Ainsi ce que j’ai dit, à une époque antérieure, sur ce point, je n’ai nul lieu
de le rétracter, et quand même on ne donnerait pas, dans ce cas, une indemnité
préalable, comme dans tous les autres cas d’expropriation, cela ne peut changer
en rien les droits si la nature des choses fait obstacle à ce que l’indemnité
soir préalable.
D’après la loi de
1810, une indemnité est réservée au propriétaire. Dans l’intention du
législateur, sans doute que l’indemnité ne devait pas être illusoire.
Cela est si vrai
que dans les articles 51 et 53, tout en maintenant les concessions faites
antérieurement, on maintient en même temps les conventions faites avec les
propriétaires de la surface, en déclarant que les articles de la loi de 1810 ne
s’appliquent nullement à ces conventions Vous savez que ces conventions
consistaient dans la redevance d’un tantième du produit de la mine. Or, quand
on maintient des conventions antérieures, peut-on croire que le législateur eût
l’intention de rendre illusoire l’indemnité qu’il accordait pour l’avenir aux
propriétaires de la surface ? Evidemment non.

- _EXTRAIT DES DONNÉES_
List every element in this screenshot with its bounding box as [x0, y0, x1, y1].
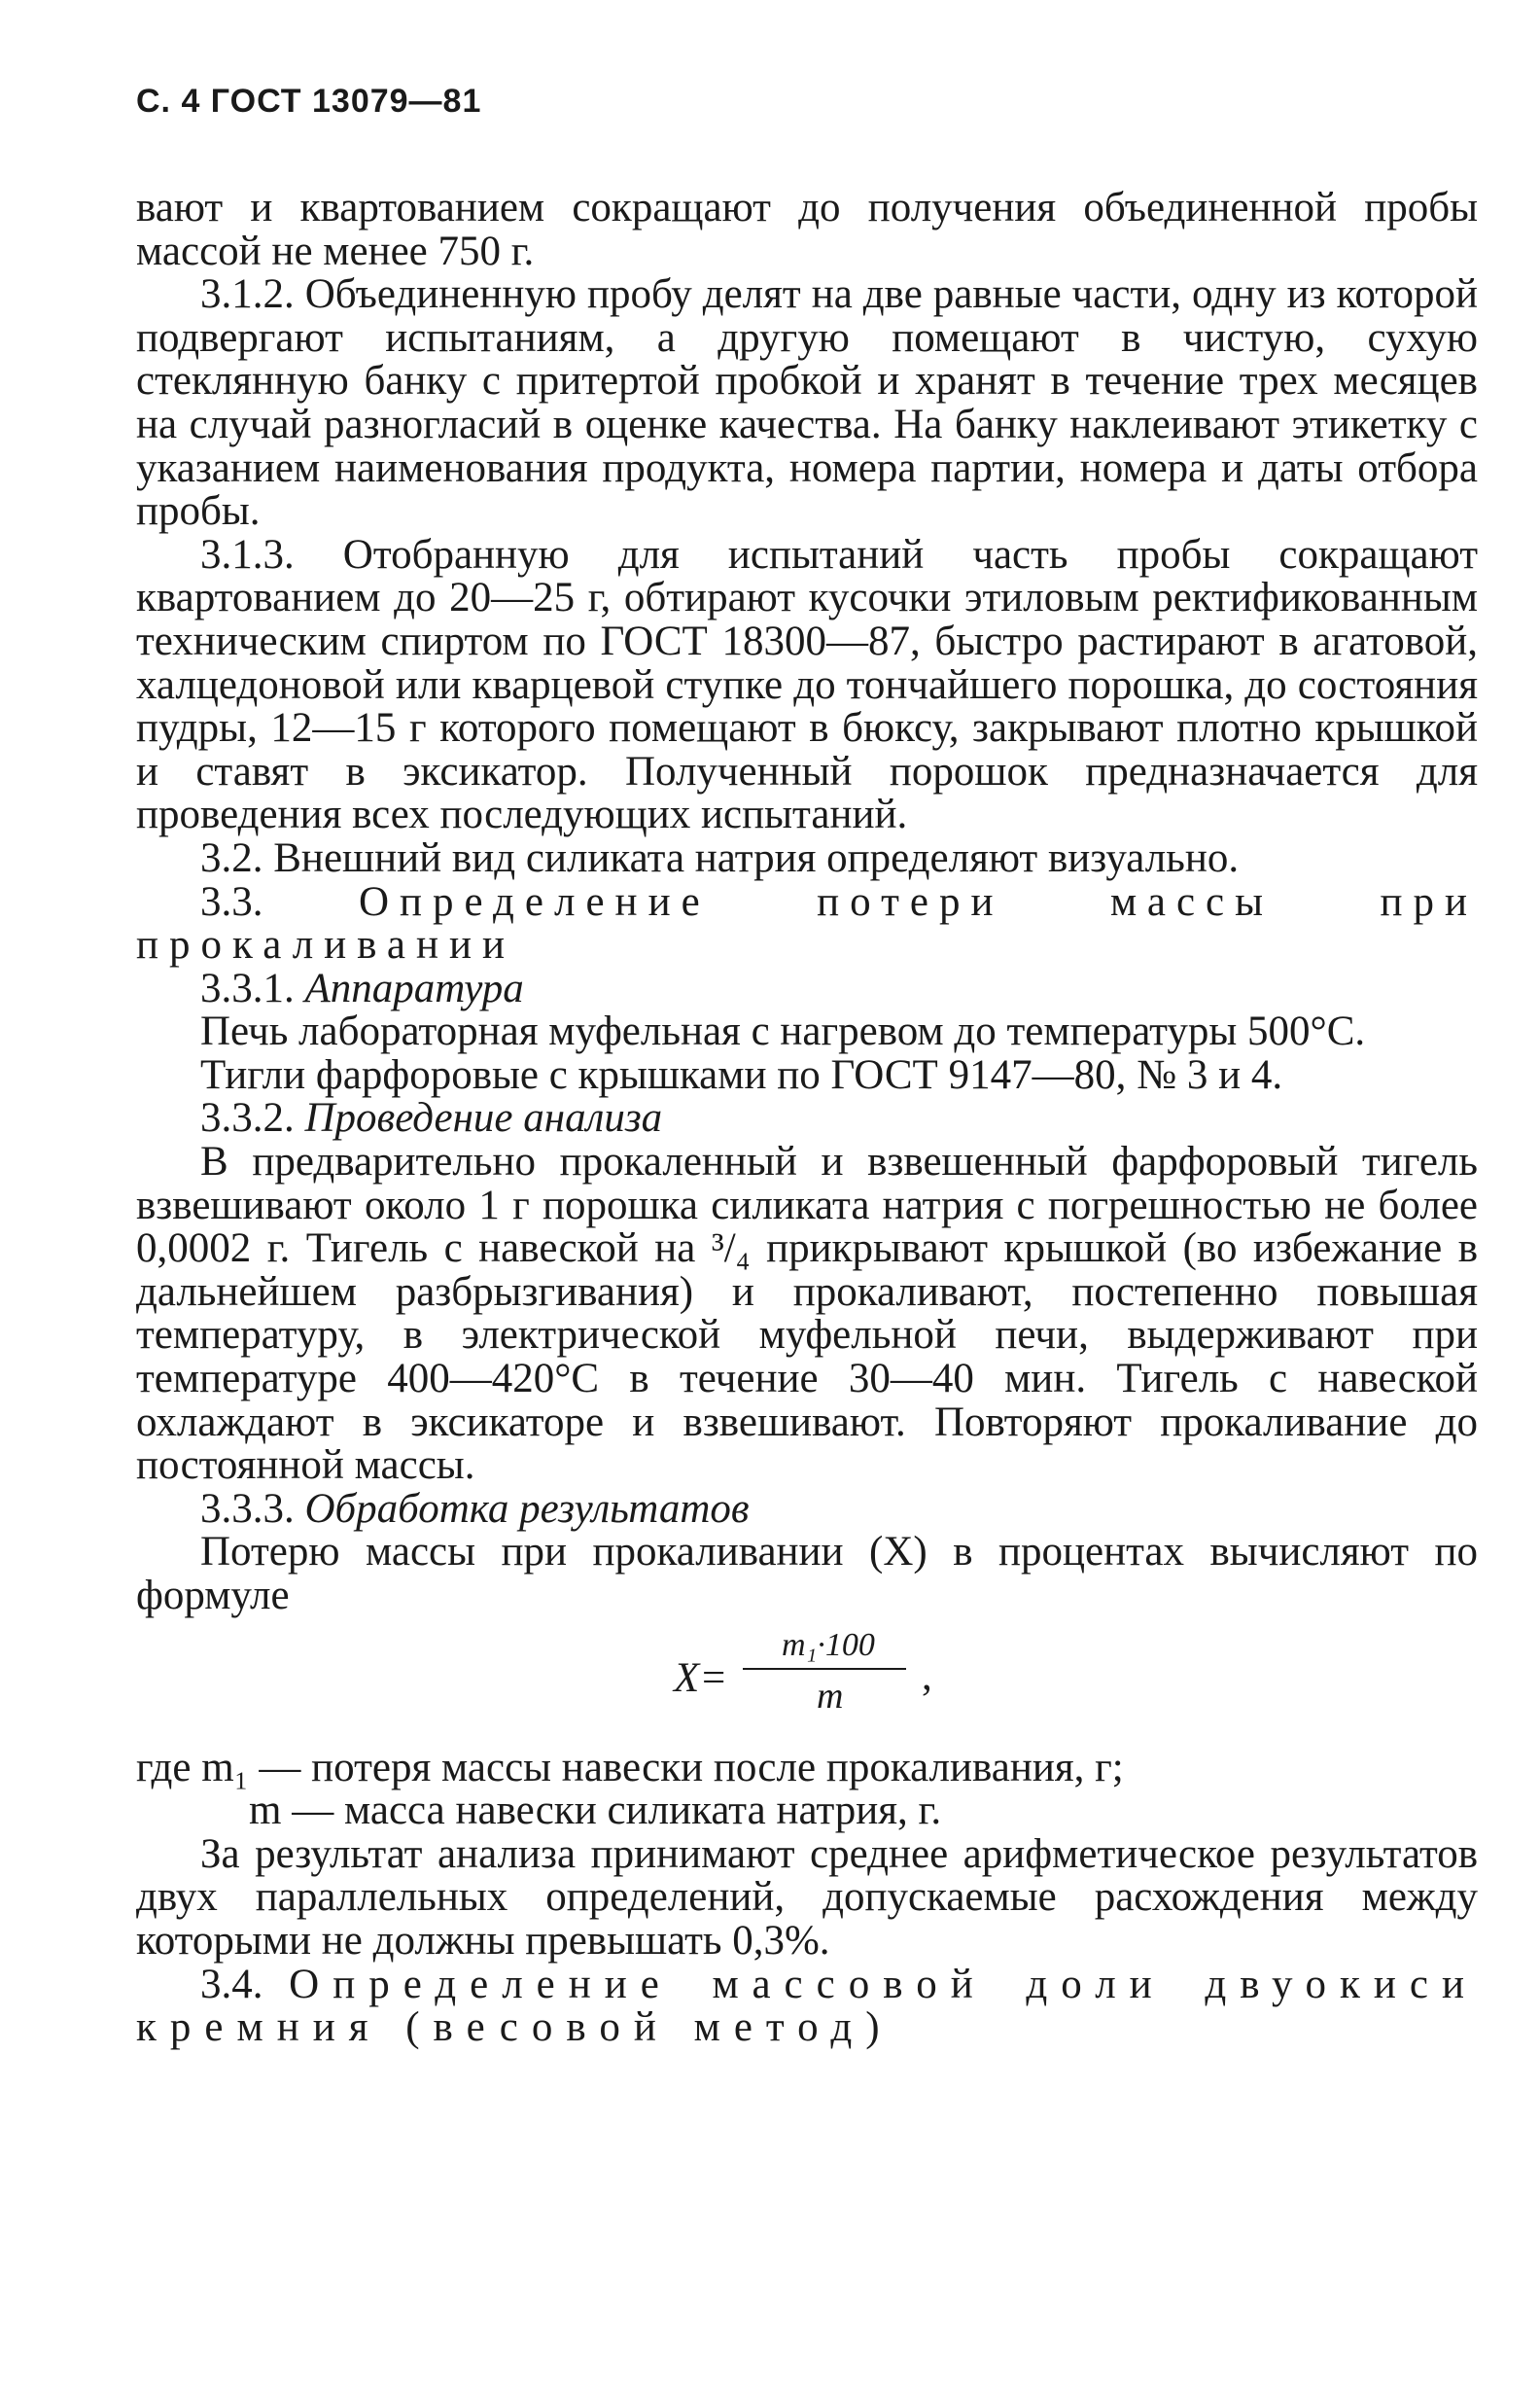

- _TRAVAIL À FAIRE_
**A)** Recopiez, s'il vous plaît, l'extrait sur la loi de 1810 tel quel, depuis « Cela est si » jusqu'à « surface ? Evidemment non. ».
**B)** Répondez aux questions suivantes d'après l'extrait sur la loi de 1810 :
(i) Quelle loi réserve une indemnité au propriétaire ?
(ii) Dans quels articles maintient-on les concessions faites antérieurement ?
(iii) En quoi consistaient les conventions faites avec les propriétaires de la surface ?
**C)** Reprenez l'extrait sur la loi de 1810 à la suite de sa dernière phrase.

- _RÉPONSES DANS L'ORDRE_
**A)**
Cela est si vrai
que dans les articles 51 et 53, tout en maintenant les concessions faites
antérieurement, on maintient en même temps les conventions faites avec les
propriétaires de la surface, en déclarant que les articles de la loi de 1810 ne
s’appliquent nullement à ces conventions Vous savez que ces conventions
consistaient dans la redevance d’un tantième du produit de la mine. Or, quand
on maintient des conventions antérieures, peut-on croire que le législateur eût
l’intention de rendre illusoire l’indemnité qu’il accordait pour l’avenir aux
propriétaires de la surface ? Evidemment non.

**B)**
(i) La loi de 1810.
(ii) Les articles 51 et 53.
(iii) Dans la redevance d'un tantième du produit de la mine.

**C)**
Voyons maintenant
quels sont les droits du propriétaire de la surface d’après la législation de
1810, et cet examen nou, prouvera qu’une telle
législation sagement exécutée vaudrait mieux pour les propriétaires que le projet
en discussion.
Il ne faut jamais
modifier une législation si ce n’est pour l’améliorer ; car, sans cela, il vaut
mieux conserver l’ancienne.
L’indemnité due aux
propriétaires est l’objet des dispositions des articles 6 et 42 de la loi de
1810 ; permettez-moi de vous en rappeler les termes :
« Art. 6. Cet
acte (l’acte de concession) règle les droits du propriétaire de la surface, sur
le produit des mines concédées.
« Art. 42. Le
droit attribué, par l’art. 6 de la présente loi, au propriétaire de surface sera
réglé à une somme déterminée par l’acte de concession. »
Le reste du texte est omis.